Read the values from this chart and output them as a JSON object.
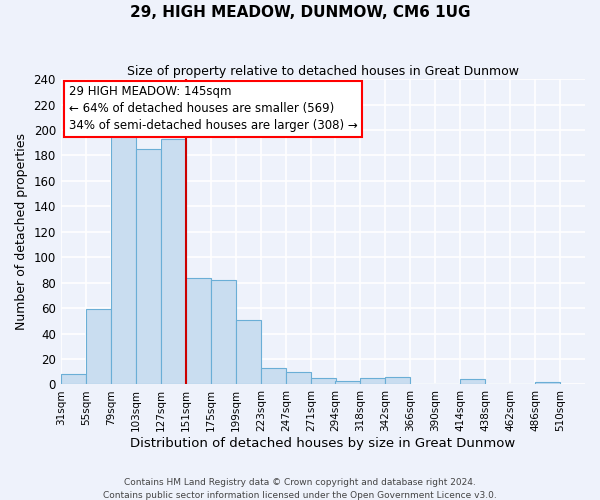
{
  "title": "29, HIGH MEADOW, DUNMOW, CM6 1UG",
  "subtitle": "Size of property relative to detached houses in Great Dunmow",
  "xlabel": "Distribution of detached houses by size in Great Dunmow",
  "ylabel": "Number of detached properties",
  "bar_left_edges": [
    31,
    55,
    79,
    103,
    127,
    151,
    175,
    199,
    223,
    247,
    271,
    294,
    318,
    342,
    366,
    390,
    414,
    438,
    462,
    486
  ],
  "bar_heights": [
    8,
    59,
    201,
    185,
    193,
    84,
    82,
    51,
    13,
    10,
    5,
    3,
    5,
    6,
    0,
    0,
    4,
    0,
    0,
    2
  ],
  "bin_width": 24,
  "bar_color": "#c9ddf0",
  "bar_edge_color": "#6aaed6",
  "vline_x": 151,
  "vline_color": "#cc0000",
  "annotation_title": "29 HIGH MEADOW: 145sqm",
  "annotation_line1": "← 64% of detached houses are smaller (569)",
  "annotation_line2": "34% of semi-detached houses are larger (308) →",
  "annotation_box_color": "white",
  "annotation_box_edge_color": "red",
  "ylim": [
    0,
    240
  ],
  "yticks": [
    0,
    20,
    40,
    60,
    80,
    100,
    120,
    140,
    160,
    180,
    200,
    220,
    240
  ],
  "xtick_labels": [
    "31sqm",
    "55sqm",
    "79sqm",
    "103sqm",
    "127sqm",
    "151sqm",
    "175sqm",
    "199sqm",
    "223sqm",
    "247sqm",
    "271sqm",
    "294sqm",
    "318sqm",
    "342sqm",
    "366sqm",
    "390sqm",
    "414sqm",
    "438sqm",
    "462sqm",
    "486sqm",
    "510sqm"
  ],
  "xtick_positions": [
    31,
    55,
    79,
    103,
    127,
    151,
    175,
    199,
    223,
    247,
    271,
    294,
    318,
    342,
    366,
    390,
    414,
    438,
    462,
    486,
    510
  ],
  "footer_line1": "Contains HM Land Registry data © Crown copyright and database right 2024.",
  "footer_line2": "Contains public sector information licensed under the Open Government Licence v3.0.",
  "bg_color": "#eef2fb",
  "grid_color": "white"
}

::::

Among the lines of the listing, how many hold the string "houses"? Respond with only the number.

- [WRITTEN RESPONSE]
4